• [Task instructions]:
Search the material below for the word "students". Copy every line that has it.

• [Input data]:

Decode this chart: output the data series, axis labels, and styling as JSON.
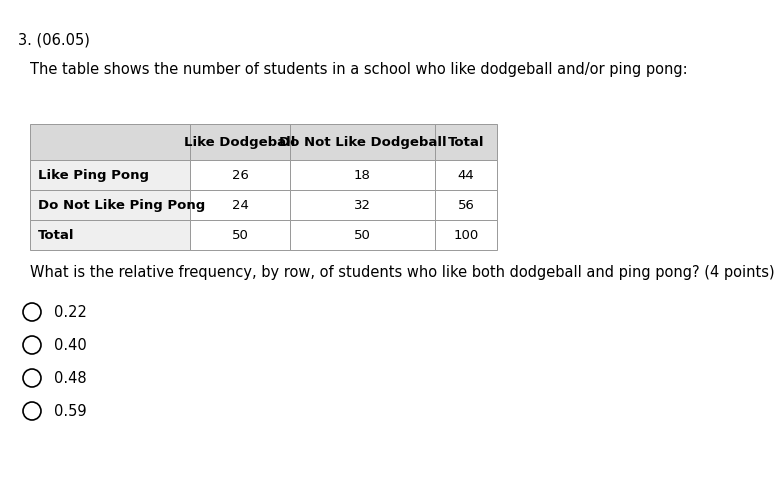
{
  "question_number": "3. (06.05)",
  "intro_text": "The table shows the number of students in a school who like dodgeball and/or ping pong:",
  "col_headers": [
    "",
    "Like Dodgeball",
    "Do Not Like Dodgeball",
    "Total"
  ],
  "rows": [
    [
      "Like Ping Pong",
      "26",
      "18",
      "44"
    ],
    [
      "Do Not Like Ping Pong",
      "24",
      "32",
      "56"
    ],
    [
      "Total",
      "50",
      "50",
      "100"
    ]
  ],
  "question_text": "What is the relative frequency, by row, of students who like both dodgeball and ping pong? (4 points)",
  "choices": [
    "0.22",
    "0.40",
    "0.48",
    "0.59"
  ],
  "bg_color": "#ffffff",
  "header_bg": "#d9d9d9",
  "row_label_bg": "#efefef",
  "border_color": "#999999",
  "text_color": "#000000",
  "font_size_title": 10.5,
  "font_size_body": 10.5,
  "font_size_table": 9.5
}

==

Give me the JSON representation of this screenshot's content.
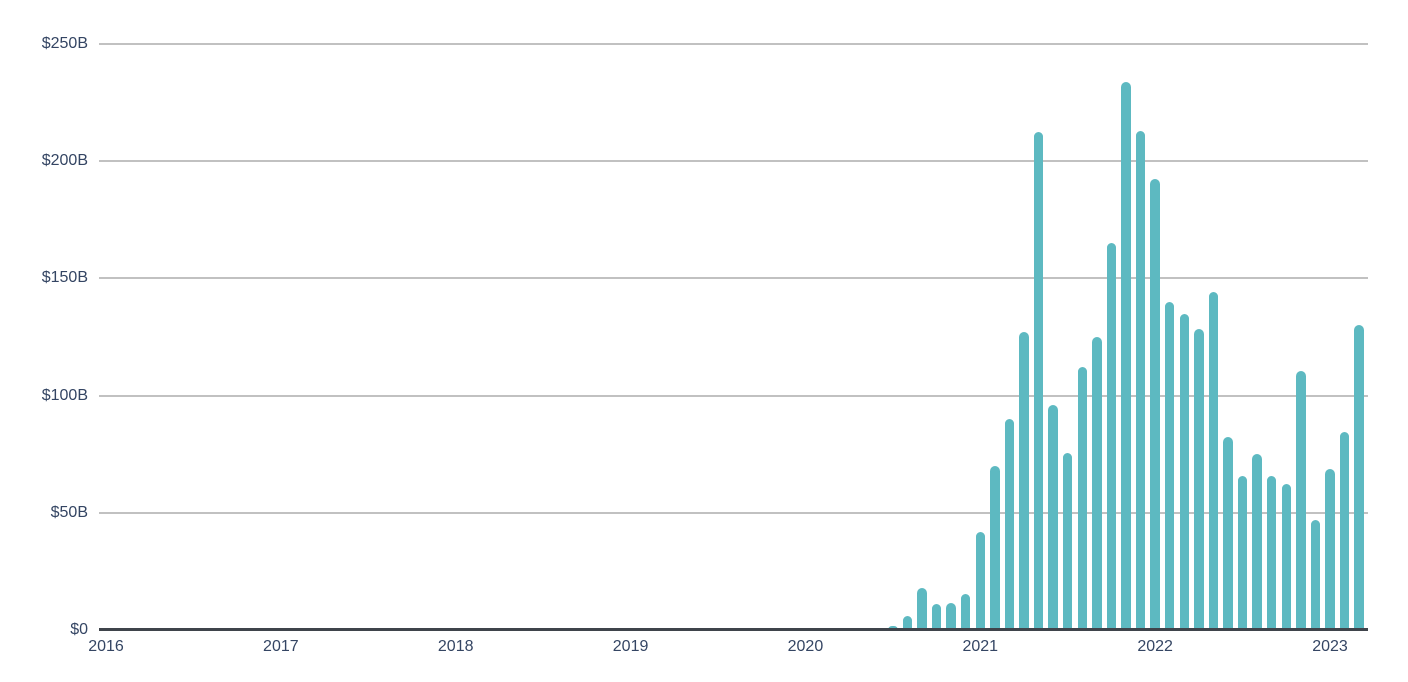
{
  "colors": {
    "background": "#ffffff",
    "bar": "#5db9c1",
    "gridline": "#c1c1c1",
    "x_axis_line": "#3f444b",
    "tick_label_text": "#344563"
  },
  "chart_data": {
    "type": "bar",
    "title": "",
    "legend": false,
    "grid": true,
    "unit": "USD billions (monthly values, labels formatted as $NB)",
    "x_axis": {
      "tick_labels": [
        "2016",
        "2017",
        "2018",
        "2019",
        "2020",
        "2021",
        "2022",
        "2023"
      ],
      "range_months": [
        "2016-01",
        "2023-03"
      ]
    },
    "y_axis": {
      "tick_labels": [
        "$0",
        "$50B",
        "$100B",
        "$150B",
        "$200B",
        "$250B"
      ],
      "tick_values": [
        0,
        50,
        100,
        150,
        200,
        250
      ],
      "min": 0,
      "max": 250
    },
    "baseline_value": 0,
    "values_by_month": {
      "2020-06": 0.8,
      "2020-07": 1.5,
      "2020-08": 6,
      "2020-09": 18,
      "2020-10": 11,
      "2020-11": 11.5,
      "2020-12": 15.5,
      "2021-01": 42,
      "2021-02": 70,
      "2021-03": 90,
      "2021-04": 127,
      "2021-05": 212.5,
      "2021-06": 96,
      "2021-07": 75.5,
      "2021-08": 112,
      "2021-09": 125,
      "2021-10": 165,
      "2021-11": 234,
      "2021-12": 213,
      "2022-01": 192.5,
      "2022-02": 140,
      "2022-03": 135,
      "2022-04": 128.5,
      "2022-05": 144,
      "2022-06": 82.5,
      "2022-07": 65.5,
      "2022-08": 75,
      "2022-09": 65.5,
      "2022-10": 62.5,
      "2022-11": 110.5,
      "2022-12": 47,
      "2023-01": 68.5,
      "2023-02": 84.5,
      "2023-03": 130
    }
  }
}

---

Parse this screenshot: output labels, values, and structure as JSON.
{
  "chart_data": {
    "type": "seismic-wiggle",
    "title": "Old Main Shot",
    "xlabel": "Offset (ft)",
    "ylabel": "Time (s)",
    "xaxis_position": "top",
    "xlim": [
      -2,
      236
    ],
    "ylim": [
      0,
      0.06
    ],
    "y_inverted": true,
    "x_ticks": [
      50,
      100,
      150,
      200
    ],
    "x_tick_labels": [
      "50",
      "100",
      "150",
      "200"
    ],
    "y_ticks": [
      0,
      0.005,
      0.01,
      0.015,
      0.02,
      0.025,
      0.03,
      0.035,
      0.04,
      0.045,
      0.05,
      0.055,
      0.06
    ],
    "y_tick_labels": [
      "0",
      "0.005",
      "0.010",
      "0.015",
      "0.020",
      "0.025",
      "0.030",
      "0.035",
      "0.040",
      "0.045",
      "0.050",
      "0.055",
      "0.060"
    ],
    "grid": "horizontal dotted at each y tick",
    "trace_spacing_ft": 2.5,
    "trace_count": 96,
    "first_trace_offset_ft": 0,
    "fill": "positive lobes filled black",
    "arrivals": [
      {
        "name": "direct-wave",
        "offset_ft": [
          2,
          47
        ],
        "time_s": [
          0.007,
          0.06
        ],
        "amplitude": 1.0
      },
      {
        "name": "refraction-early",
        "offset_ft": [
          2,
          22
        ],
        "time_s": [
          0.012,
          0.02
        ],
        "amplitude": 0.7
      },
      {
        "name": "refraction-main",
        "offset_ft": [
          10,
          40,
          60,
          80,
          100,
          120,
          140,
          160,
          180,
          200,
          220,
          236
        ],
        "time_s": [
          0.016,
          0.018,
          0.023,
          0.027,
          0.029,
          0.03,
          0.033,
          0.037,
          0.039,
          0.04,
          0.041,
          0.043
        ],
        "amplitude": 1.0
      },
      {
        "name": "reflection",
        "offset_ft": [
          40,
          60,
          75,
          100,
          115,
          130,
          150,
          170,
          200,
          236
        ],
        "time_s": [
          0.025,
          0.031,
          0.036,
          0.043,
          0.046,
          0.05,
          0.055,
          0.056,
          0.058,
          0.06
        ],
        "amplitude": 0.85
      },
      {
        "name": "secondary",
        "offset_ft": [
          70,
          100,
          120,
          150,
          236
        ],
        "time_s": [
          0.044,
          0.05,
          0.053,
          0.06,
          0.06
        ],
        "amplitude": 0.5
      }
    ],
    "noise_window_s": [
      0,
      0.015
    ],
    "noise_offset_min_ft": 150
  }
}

• [Answer to the problem]:
  "intro_text": "The table shows the number of students in a school who like dodgeball and/or ping pong:",
  "question_text": "What is the relative frequency, by row, of students who like both dodgeball and ping pong? (4 points)",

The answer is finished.